◆ **TASKS**:
a) Answer these questions using the riveting machine text below, one answer per line, marked to match.
(i) What does FIG. 9 show?
(ii) What moves the parts clamp 30 with respect to the frame 22?
(iii) What does the rivet support anvil 38 extend through?
b) Decide whether each statement agrees with the riveting machine text below. Answer yes or no, and quote the words of the text that settle it.
(i) The cylinders of the cylinder-and-piston assemblies 36 are mounted on the parts clamp 30.
(ii) The flow rate of air to the cylinder-and-piston assemblies 36 is controlled to limit how fast the parts clamp 30 moves.
(iii) The rivet support anvil 38 stays fixed in position relative to the parts support anvil 24.
c) From the riveting machine text below, write out the part that opens with the words containing "FIG. 9 is a" and closes with "in FIG. 11.".

◆ **READING TEXT**:
FIG. 8 is a detail view, at a further enlarged scale, showing the rivet joint formed during the step shown in FIG. 7.

FIG. 9 is a partially sectional, simplified schematic view showing a riveting machine which is an alternative embodiment of the present invention.

FIG. 10 is a view similar to FIG. 6, showing a step of the process of forming a riveted joint using the machine shown in FIG. 9.

FIG. 11 is a sectional, simplified schematic view of a machine for use in forming a riveted joint according to a variation of the method of the present invention.

FIG. 12 is a sectional, simplified schematic view, at an enlarged scale, of certain parts of the machine shown in FIG. 11 during an initial step of the method of forming a riveted joint using that machine.

FIG. 13 is a view similar to FIG. 12 showing the relative positions of the same parts of the machine shown in FIG. 11 and of the rivet joint being formed according to the present invention using the machine shown in FIG. 11.

DETAILED DESCRIPTION OF THE PREFERRED EMBODIMENT

Referring now to the drawings which form a part of the disclosure herein, a riveting machine 20, shown schematically in FIG. 1, includes a frame 22 shown schematically. A parts support anvil 24 includes a support surface 26 and defines an opening 28 extending through the support surface 26. A parts clamp 30 includes a clamping face 32 and defines a riveting opening 34 extending through the clamping face 32. The parts clamp 30 is movable with respect to the frame 22 by use of a motor arrangement such as pneumatic cylinder-and-piston assemblies 36, of which the cylinders are mounted on the frame 22, while the pistons are connected to the parts clamp 30 to move it toward or away from the parts support anvil 24. The air pressure used in the cylinder-and-piston assemblies 36 is preferably controlled carefully to limit the force exerted by the parts clamp 30. The rate of flow of the air to the cylinder-and-piston assemblies 36 is also controlled to limit the speed of movement of the parts clamp 30. Other motors, also arranged to move at controlled speeds and to exert controlled force may also be used. These might include hydraulic cylinder-and-piston assemblies or ball screw arrangements driven by electric or pneumatic motors with appropriate controls. A cam and follower arrangement driven by a pressurized fluid in a cylinder-and-piston assembly could also be employed to move the parts clamp 30.

A rivet support assembly includes a rivet support anvil 38 that extends through the opening 28 in the parts support anvil 24 and has a rivet head supporting face 40 which is exposed within the opening 28. Preferably, the opening 28 is no larger than necessary to avoid contact with a rivet being used and to provide clearance for the rivet support anvil 38. The rivet support anvil 38 is movable with respect to the parts support anvil 24, so that the locations of the support surface 26 and the rivet head support face 40 with respect to one another are variable.

◆ **Element boundary items**:
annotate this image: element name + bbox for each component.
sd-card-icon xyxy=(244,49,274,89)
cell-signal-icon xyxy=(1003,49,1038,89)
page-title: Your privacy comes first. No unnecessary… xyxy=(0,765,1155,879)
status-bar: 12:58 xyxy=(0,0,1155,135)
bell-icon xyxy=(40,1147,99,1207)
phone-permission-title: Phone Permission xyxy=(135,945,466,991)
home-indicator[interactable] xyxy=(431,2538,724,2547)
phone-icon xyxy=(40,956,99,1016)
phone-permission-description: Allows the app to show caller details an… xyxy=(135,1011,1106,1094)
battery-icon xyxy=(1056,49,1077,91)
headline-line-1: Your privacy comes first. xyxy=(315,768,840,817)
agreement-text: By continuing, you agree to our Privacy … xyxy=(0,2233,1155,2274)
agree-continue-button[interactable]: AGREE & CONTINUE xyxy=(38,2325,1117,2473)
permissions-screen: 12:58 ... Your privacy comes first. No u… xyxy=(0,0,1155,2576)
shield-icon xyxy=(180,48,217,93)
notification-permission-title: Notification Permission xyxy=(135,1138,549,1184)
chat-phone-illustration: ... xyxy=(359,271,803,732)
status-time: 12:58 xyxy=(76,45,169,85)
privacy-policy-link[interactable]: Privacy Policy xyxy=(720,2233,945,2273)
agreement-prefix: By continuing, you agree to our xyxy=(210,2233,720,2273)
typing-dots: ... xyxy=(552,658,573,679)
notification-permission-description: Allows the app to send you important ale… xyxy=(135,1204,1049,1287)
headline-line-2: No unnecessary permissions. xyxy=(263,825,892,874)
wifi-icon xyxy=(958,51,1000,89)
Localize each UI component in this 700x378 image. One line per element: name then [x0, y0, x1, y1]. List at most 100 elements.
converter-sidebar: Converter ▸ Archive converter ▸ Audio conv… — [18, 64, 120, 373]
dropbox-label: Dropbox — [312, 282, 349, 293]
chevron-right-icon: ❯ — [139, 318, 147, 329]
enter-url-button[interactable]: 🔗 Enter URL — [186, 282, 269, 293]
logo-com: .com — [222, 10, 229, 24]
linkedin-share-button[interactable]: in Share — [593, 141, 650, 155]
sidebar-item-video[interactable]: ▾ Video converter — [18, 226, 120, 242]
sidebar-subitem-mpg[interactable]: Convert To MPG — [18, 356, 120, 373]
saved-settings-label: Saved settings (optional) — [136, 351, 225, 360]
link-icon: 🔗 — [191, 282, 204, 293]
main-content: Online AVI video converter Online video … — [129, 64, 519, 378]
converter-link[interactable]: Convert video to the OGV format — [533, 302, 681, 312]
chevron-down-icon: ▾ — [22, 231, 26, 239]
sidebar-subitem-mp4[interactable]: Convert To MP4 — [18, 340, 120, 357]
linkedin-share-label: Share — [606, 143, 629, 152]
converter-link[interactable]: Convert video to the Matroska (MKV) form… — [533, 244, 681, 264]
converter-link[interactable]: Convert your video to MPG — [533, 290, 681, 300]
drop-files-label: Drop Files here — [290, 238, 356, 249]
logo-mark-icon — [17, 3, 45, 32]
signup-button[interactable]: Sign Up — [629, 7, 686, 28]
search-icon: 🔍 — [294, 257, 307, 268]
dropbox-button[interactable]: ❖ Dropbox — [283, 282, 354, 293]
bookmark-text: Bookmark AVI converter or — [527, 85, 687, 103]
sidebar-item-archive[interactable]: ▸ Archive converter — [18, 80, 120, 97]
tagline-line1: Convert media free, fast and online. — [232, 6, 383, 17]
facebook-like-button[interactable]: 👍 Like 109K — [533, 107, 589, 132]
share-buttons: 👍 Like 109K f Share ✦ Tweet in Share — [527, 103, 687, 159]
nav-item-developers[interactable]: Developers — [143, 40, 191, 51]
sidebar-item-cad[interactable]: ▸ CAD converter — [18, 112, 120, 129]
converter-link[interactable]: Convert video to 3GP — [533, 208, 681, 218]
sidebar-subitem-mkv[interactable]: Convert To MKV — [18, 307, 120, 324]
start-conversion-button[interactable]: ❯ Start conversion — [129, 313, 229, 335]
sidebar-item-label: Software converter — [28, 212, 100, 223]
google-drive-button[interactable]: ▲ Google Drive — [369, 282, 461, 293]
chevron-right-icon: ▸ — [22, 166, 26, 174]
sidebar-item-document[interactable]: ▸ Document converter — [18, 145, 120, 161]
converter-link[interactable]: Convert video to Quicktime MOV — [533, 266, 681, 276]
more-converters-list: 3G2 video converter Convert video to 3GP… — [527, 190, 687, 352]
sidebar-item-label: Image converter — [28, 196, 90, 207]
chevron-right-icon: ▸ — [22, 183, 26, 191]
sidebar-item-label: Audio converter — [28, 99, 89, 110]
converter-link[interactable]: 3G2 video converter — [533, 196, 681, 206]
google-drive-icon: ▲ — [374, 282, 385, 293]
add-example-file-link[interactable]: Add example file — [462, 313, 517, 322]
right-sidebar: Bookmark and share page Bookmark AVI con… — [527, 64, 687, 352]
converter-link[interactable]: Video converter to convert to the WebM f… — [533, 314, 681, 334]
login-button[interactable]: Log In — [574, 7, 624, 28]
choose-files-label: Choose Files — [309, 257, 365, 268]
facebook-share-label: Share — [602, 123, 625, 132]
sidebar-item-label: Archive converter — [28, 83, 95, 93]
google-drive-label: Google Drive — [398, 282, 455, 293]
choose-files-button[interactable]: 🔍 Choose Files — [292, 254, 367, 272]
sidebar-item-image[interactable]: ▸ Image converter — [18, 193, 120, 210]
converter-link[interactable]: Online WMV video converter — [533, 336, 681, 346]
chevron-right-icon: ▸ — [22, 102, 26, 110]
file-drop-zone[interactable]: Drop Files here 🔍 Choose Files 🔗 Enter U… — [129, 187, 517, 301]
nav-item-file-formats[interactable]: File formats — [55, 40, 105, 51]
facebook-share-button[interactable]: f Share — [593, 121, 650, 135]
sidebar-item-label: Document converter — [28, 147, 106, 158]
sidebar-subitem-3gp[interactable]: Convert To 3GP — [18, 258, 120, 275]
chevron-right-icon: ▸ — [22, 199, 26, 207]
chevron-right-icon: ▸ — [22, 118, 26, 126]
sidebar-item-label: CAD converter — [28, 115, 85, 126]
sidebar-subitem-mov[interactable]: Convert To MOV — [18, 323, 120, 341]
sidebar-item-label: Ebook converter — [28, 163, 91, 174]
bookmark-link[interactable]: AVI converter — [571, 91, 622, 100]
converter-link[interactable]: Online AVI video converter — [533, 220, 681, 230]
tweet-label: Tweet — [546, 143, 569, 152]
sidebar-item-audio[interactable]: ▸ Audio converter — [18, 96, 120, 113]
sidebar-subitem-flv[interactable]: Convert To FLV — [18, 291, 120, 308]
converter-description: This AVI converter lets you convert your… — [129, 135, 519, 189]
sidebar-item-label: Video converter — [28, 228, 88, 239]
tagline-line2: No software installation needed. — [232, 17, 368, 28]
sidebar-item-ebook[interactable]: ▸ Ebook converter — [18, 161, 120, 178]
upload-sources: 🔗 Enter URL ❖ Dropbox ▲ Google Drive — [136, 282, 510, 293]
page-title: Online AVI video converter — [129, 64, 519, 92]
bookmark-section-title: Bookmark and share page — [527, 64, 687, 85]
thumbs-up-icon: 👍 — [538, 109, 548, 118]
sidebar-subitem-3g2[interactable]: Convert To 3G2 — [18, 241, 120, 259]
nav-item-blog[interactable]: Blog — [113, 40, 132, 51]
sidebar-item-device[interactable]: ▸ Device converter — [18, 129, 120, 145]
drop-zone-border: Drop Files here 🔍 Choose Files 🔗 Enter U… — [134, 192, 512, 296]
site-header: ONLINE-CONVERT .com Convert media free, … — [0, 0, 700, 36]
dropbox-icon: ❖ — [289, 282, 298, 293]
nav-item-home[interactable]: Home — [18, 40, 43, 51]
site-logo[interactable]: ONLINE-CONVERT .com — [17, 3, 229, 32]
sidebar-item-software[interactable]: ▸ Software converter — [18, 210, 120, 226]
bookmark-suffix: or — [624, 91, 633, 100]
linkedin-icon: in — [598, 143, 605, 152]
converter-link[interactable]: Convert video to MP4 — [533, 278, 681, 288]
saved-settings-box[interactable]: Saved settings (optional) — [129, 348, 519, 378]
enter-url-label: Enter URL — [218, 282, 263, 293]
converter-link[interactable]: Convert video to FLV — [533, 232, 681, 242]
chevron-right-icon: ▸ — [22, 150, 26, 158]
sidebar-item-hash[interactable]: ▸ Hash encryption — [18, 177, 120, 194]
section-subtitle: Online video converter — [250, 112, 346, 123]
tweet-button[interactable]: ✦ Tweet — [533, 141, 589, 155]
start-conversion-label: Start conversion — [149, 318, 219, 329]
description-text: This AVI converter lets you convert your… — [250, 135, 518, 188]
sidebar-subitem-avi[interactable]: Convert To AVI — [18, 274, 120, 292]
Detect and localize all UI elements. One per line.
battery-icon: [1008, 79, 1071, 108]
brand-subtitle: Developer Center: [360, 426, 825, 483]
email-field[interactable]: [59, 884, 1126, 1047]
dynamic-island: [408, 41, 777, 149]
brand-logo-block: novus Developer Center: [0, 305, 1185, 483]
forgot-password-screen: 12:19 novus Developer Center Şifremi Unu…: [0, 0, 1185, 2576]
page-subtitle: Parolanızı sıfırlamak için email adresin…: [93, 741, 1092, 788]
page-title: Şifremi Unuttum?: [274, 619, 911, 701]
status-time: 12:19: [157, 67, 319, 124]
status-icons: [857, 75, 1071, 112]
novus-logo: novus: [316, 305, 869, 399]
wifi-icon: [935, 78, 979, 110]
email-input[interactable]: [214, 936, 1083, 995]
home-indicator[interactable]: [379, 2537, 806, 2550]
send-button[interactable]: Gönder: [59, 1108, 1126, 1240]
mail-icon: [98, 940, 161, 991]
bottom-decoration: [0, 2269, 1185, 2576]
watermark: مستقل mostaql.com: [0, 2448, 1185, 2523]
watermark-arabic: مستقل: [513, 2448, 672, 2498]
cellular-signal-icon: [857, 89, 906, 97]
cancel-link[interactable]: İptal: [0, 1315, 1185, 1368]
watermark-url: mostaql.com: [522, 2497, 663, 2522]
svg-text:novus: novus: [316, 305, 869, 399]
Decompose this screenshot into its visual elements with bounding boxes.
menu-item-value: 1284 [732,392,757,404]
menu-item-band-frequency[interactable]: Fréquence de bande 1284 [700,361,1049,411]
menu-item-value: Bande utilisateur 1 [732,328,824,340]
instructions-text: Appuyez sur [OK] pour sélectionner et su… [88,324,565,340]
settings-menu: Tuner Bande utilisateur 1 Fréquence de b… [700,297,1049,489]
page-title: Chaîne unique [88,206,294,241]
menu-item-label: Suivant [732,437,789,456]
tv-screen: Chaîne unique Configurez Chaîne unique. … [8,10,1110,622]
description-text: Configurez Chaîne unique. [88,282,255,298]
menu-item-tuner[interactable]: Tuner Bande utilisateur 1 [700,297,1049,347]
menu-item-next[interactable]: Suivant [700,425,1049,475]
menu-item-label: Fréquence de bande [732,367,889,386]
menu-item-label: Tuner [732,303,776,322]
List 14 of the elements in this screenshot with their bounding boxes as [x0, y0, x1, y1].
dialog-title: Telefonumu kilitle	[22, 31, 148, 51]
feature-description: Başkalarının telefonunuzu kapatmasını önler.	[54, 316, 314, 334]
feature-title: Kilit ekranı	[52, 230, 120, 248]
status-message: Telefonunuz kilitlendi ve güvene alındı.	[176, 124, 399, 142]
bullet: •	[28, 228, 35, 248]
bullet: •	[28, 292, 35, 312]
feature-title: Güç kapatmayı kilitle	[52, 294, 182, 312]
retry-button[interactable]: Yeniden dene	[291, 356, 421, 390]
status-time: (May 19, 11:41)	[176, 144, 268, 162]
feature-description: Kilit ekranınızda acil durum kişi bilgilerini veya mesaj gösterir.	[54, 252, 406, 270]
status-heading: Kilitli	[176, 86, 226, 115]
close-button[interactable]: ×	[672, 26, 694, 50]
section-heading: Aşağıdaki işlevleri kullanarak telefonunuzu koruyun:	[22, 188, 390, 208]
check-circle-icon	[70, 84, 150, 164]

◆ **RESPONSES IN ORDER**:
a)
(i) A riveting machine that is an alternative embodiment of the present invention, in a partially sectional, simplified schematic view.
(ii) A motor arrangement such as pneumatic cylinder-and-piston assemblies 36.
(iii) The opening 28 in the parts support anvil 24.

b)
(i) No: "of which the cylinders are mounted on the frame 22, while the pistons are connected to the parts clamp 30"
(ii) Yes: "The rate of flow of the air to the cylinder-and-piston assemblies 36 is also controlled to limit the speed of movement of the parts clamp 30."
(iii) No: "The rivet support anvil 38 is movable with respect to the parts support anvil 24"

c)
FIG. 9 is a partially sectional, simplified schematic view showing a riveting machine which is an alternative embodiment of the present invention.

FIG. 10 is a view similar to FIG. 6, showing a step of the process of forming a riveted joint using the machine shown in FIG. 9.

FIG. 11 is a sectional, simplified schematic view of a machine for use in forming a riveted joint according to a variation of the method of the present invention.

FIG. 12 is a sectional, simplified schematic view, at an enlarged scale, of certain parts of the machine shown in FIG. 11 during an initial step of the method of forming a riveted joint using that machine.

FIG. 13 is a view similar to FIG. 12 showing the relative positions of the same parts of the machine shown in FIG. 11 and of the rivet joint being formed according to the present invention using the machine shown in FIG. 11.